### EXERCISE DESCRIPTION
Extract each line containing the string "Dance".
## START THE DATA
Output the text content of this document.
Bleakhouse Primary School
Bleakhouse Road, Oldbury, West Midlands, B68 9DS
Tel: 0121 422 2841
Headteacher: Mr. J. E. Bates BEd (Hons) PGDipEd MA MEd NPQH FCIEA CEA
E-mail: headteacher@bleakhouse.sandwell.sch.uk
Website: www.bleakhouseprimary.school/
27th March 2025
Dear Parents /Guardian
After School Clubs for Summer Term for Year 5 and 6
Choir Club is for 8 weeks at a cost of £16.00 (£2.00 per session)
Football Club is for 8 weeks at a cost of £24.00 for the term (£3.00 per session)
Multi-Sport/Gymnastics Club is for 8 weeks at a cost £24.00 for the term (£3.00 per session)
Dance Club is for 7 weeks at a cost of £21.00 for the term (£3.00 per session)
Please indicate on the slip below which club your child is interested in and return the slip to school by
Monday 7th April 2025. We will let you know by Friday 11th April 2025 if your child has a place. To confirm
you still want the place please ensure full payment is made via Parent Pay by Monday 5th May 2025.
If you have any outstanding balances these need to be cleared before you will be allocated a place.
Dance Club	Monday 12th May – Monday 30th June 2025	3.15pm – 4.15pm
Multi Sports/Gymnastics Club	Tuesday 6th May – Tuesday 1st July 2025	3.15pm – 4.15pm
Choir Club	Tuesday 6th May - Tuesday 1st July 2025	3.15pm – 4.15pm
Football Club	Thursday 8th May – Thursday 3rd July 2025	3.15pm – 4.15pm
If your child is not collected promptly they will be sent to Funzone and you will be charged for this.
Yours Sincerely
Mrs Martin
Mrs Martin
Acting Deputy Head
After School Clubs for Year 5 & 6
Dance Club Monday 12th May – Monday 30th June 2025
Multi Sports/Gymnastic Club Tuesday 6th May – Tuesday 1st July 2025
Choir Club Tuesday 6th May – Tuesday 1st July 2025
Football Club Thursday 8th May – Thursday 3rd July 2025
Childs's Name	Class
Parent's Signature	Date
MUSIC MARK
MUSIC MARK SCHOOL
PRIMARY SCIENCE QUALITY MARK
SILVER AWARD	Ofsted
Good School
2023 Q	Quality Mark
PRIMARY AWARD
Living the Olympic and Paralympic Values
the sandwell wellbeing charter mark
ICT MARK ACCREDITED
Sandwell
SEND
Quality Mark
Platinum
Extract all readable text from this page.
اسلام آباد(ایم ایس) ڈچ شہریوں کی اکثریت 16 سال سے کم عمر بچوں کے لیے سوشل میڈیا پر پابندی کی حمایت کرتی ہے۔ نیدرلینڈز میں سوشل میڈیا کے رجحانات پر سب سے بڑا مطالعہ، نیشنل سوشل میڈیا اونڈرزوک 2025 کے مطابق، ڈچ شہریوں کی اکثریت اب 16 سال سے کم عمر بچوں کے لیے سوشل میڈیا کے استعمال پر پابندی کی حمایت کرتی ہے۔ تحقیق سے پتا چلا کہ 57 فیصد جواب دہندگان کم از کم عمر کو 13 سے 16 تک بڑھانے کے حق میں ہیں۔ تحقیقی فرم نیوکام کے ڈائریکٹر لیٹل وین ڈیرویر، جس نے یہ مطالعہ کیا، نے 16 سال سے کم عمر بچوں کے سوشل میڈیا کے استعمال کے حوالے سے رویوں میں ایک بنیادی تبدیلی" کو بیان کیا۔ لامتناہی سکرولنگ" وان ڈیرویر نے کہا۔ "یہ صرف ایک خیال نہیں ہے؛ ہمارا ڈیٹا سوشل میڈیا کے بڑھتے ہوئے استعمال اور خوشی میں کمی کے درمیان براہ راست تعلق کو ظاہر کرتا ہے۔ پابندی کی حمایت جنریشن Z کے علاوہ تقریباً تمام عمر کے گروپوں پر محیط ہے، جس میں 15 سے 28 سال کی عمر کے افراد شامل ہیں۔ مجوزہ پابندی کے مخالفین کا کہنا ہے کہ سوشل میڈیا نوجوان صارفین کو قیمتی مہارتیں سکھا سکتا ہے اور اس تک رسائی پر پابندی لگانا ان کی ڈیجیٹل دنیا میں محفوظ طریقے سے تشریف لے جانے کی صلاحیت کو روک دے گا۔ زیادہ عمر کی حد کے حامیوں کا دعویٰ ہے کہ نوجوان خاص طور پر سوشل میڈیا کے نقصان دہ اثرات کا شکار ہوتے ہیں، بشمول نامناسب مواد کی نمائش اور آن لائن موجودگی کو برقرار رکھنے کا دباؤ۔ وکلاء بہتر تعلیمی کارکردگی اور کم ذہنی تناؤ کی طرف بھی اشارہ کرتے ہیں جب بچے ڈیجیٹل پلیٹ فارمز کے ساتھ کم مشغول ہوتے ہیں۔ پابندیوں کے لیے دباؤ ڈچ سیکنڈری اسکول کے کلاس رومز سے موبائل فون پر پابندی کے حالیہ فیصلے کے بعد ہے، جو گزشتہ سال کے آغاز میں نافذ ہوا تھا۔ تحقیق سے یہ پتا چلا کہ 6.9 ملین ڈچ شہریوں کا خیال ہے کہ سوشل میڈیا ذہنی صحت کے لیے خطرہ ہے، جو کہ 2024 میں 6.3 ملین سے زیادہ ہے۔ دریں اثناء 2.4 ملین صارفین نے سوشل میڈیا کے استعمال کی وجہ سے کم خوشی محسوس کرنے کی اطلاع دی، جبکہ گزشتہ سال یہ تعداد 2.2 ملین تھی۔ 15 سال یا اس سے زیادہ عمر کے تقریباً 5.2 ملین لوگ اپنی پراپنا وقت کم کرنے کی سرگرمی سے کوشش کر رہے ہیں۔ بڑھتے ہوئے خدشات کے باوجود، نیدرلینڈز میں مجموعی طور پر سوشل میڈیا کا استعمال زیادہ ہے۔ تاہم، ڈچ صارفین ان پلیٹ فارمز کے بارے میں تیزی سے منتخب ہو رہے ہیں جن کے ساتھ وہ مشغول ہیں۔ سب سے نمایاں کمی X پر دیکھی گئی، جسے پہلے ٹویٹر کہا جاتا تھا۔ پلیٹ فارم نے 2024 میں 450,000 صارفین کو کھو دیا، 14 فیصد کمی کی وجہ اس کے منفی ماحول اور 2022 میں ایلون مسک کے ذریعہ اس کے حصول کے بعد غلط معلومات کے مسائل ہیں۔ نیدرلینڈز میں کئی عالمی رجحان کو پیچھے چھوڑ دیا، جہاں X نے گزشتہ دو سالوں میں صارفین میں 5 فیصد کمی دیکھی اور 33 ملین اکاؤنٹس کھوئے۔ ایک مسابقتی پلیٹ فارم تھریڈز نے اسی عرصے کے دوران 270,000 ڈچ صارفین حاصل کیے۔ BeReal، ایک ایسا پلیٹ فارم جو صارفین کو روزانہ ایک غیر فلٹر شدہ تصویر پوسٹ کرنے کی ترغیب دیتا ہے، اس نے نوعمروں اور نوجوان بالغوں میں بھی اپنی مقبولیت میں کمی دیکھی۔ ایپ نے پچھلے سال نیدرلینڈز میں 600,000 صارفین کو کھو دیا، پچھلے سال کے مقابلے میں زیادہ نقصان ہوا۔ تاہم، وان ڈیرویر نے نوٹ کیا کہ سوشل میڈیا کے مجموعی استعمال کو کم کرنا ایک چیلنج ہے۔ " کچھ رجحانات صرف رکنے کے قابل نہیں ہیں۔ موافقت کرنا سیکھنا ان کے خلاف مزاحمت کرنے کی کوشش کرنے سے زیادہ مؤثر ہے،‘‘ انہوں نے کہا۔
## END THE DATA
## START THE DATA
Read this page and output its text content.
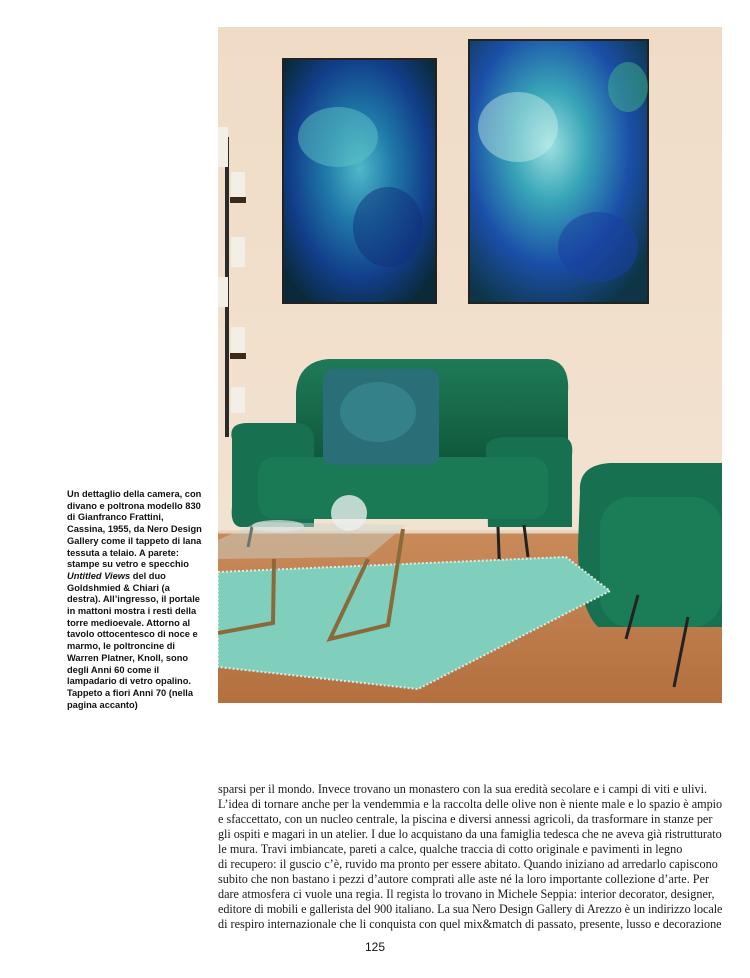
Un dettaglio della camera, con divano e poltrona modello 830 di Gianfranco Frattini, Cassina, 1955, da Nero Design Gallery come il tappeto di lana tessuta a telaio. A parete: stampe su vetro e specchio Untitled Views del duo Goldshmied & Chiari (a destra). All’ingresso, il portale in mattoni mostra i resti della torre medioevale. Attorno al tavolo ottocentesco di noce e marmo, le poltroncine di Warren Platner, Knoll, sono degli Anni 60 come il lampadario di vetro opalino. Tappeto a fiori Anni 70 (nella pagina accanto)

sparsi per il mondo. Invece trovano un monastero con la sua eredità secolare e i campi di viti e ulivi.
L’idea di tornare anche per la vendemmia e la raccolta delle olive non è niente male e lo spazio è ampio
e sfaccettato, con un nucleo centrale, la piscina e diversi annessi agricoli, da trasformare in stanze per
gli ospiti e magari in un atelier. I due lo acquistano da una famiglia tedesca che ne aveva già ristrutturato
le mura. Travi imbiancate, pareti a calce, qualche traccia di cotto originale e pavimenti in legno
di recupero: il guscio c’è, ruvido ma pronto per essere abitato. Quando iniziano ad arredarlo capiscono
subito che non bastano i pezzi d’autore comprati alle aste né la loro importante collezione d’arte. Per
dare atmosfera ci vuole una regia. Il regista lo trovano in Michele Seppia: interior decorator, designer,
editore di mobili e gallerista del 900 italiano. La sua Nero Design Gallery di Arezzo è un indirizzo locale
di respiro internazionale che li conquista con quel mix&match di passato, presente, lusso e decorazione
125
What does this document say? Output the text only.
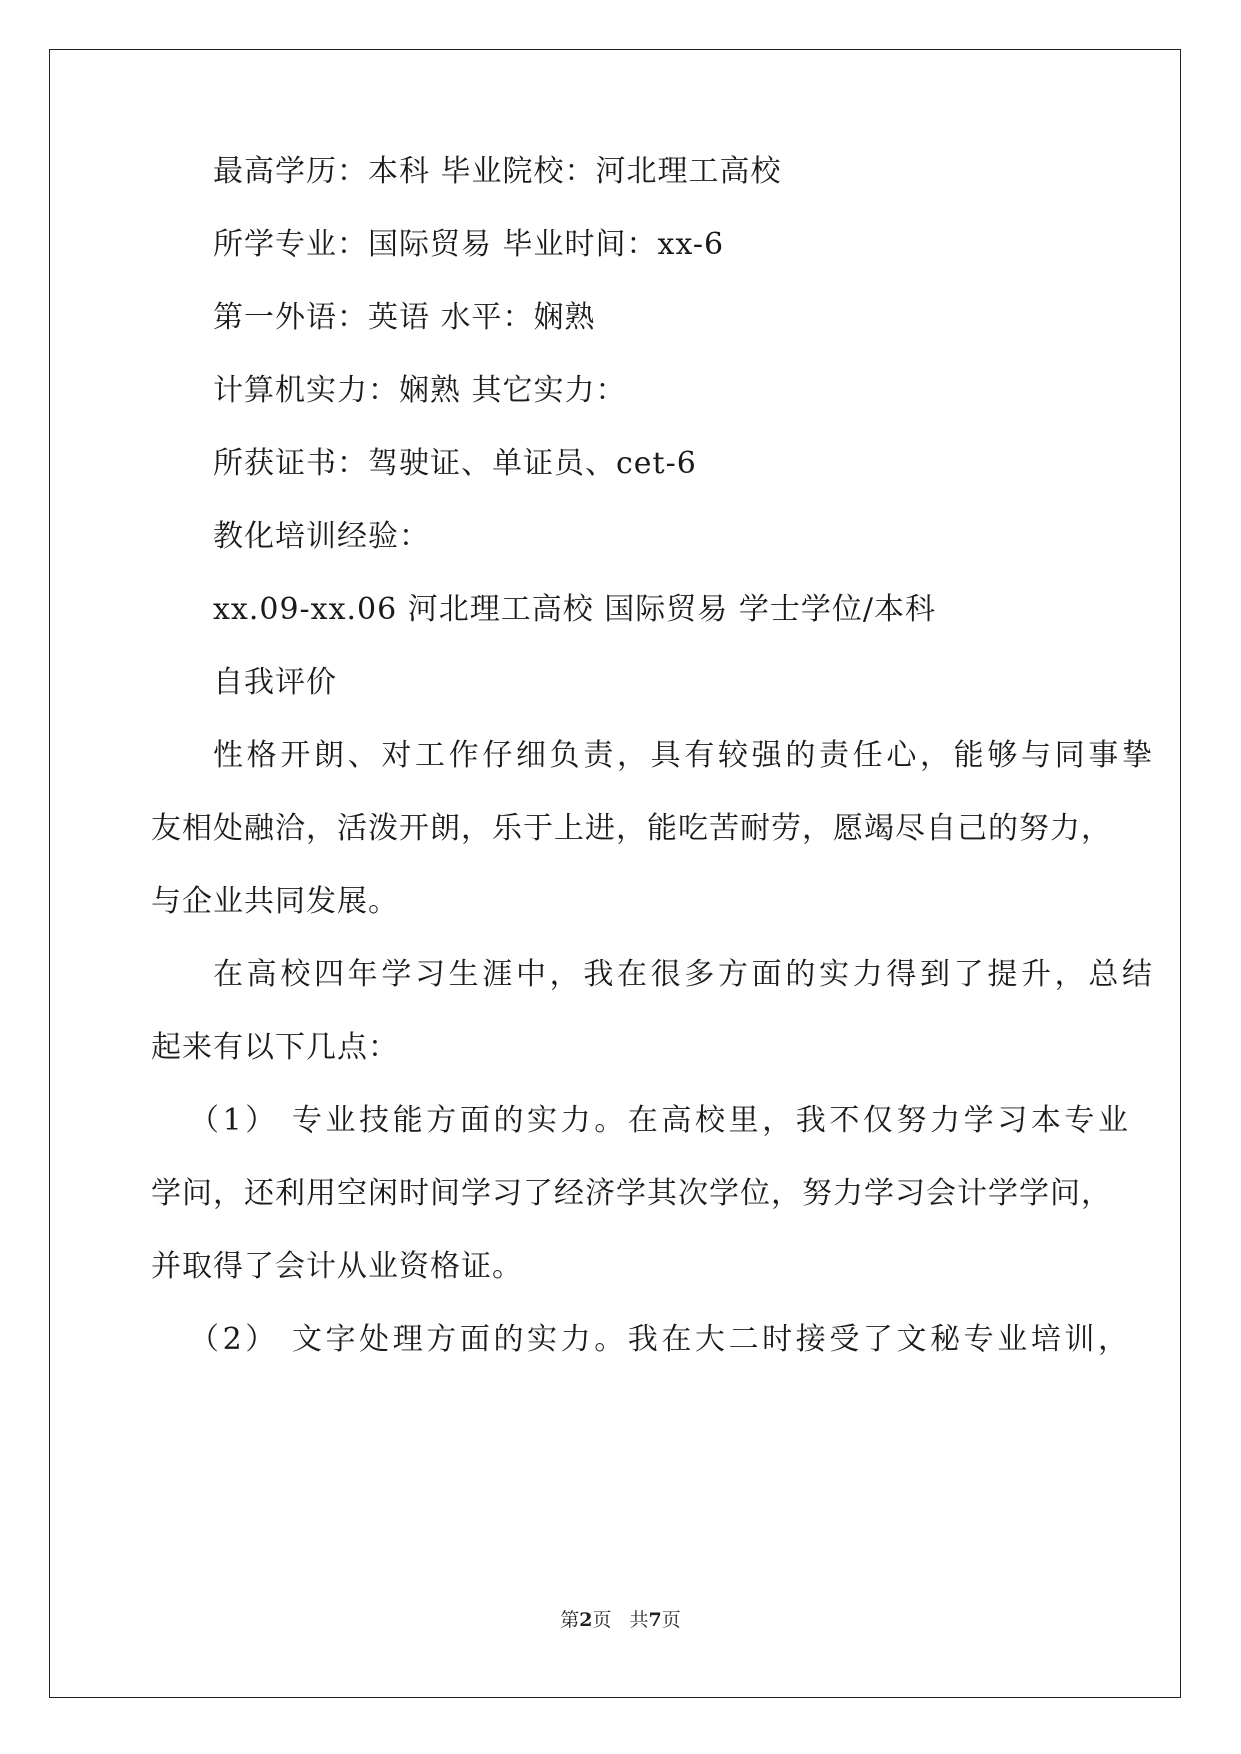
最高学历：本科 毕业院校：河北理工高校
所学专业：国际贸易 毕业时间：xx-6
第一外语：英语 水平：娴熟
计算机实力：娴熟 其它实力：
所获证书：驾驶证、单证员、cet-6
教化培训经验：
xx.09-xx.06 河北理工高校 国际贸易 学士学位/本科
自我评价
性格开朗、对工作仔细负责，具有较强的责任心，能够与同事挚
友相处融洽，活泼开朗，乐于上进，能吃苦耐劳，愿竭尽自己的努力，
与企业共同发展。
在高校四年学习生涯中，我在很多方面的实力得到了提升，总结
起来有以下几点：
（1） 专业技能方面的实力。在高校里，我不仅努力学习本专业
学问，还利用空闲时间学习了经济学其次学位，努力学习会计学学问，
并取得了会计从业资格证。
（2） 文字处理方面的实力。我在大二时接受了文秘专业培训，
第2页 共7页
## END THE DATA
### ANSWER TO THE TASK
Dance Club is for 7 weeks at a cost of £21.00 for the term (£3.00 per session)
Dance Club	Monday 12th May – Monday 30th June 2025	3.15pm – 4.15pm
Dance Club Monday 12th May – Monday 30th June 2025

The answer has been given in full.